**** DATA ENTRIES ****

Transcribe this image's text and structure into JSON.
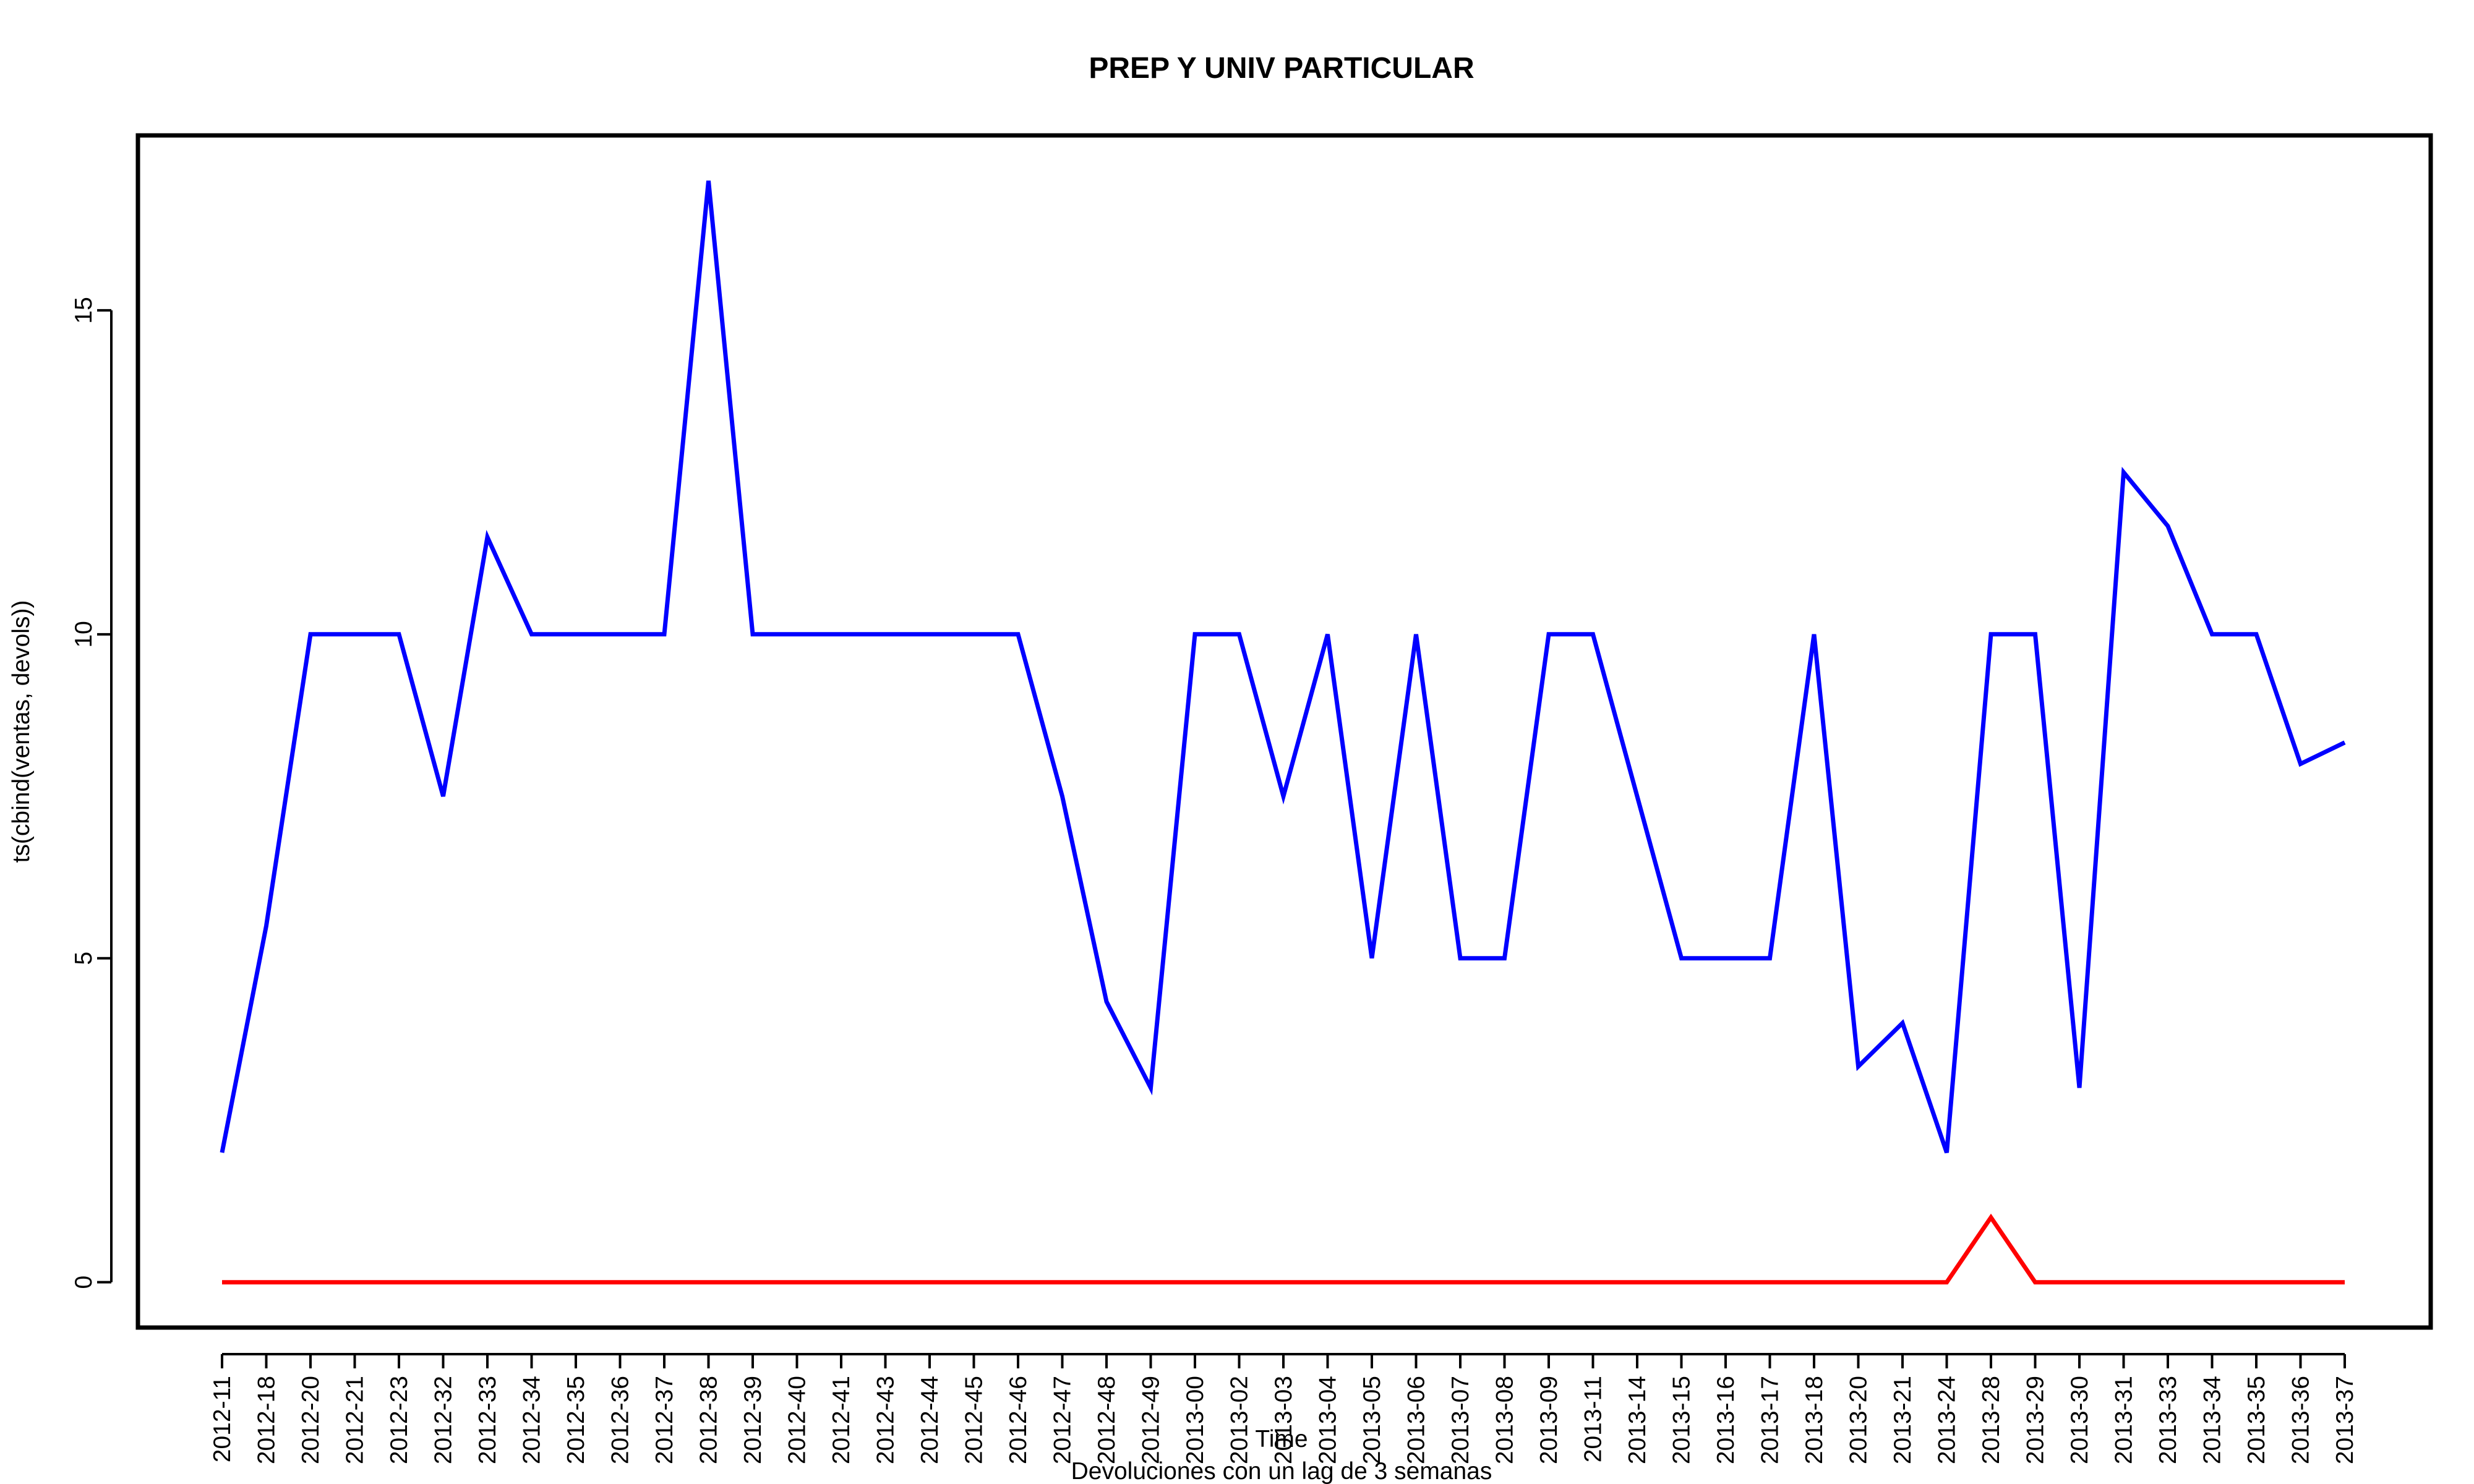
{
  "chart_data": {
    "type": "line",
    "title": "PREP Y UNIV PARTICULAR",
    "xlabel": "Time",
    "ylabel": "ts(cbind(ventas, devols))",
    "subtitle": "Devoluciones con un lag de 3 semanas",
    "ylim": [
      -0.7,
      17.7
    ],
    "yticks": [
      0,
      5,
      10,
      15
    ],
    "grid": false,
    "legend": "none",
    "categories": [
      "2012-11",
      "2012-18",
      "2012-20",
      "2012-21",
      "2012-23",
      "2012-32",
      "2012-33",
      "2012-34",
      "2012-35",
      "2012-36",
      "2012-37",
      "2012-38",
      "2012-39",
      "2012-40",
      "2012-41",
      "2012-43",
      "2012-44",
      "2012-45",
      "2012-46",
      "2012-47",
      "2012-48",
      "2012-49",
      "2013-00",
      "2013-02",
      "2013-03",
      "2013-04",
      "2013-05",
      "2013-06",
      "2013-07",
      "2013-08",
      "2013-09",
      "2013-11",
      "2013-14",
      "2013-15",
      "2013-16",
      "2013-17",
      "2013-18",
      "2013-20",
      "2013-21",
      "2013-24",
      "2013-28",
      "2013-29",
      "2013-30",
      "2013-31",
      "2013-33",
      "2013-34",
      "2013-35",
      "2013-36",
      "2013-37"
    ],
    "series": [
      {
        "color": "#0000ff",
        "values": [
          2,
          5.5,
          10,
          10,
          10,
          7.5,
          11.5,
          10,
          10,
          10,
          10,
          17,
          10,
          10,
          10,
          10,
          10,
          10,
          10,
          7.5,
          4.33,
          3,
          10,
          10,
          7.5,
          10,
          5,
          10,
          5,
          5,
          10,
          10,
          7.5,
          5,
          5,
          5,
          10,
          3.33,
          4,
          2,
          10,
          10,
          3,
          12.5,
          11.67,
          10,
          10,
          8,
          8.33
        ]
      },
      {
        "color": "#ff0000",
        "values": [
          0,
          0,
          0,
          0,
          0,
          0,
          0,
          0,
          0,
          0,
          0,
          0,
          0,
          0,
          0,
          0,
          0,
          0,
          0,
          0,
          0,
          0,
          0,
          0,
          0,
          0,
          0,
          0,
          0,
          0,
          0,
          0,
          0,
          0,
          0,
          0,
          0,
          0,
          0,
          0,
          1,
          0,
          0,
          0,
          0,
          0,
          0,
          0,
          0
        ]
      }
    ]
  }
}
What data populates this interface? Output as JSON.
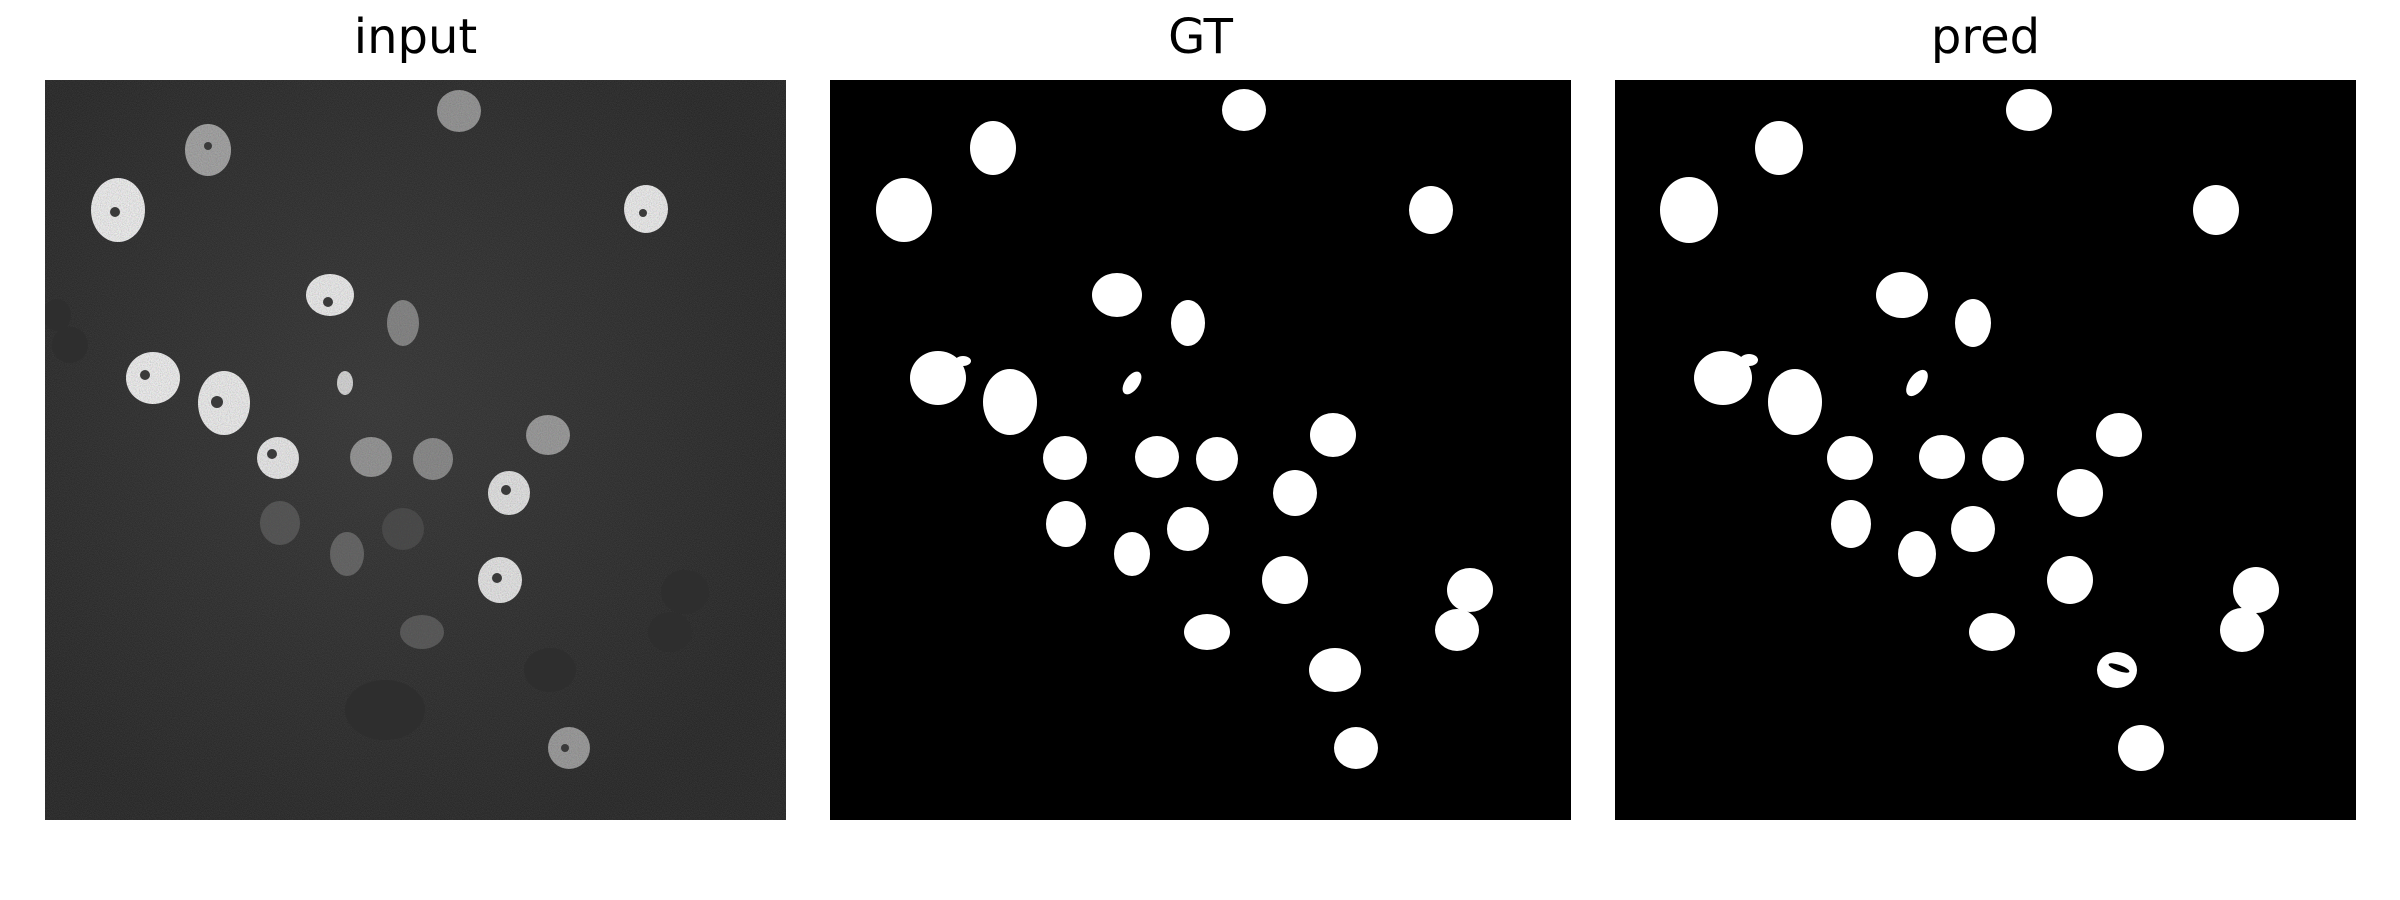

****

**WHAT YOU NEED TO DO**: Search the data above for the string "JSON" and copy each line that has it.

**EXPECTED ANSWER**:
Transcribe this image's text and structure into JSON.
What data populates this interface? Output as JSON.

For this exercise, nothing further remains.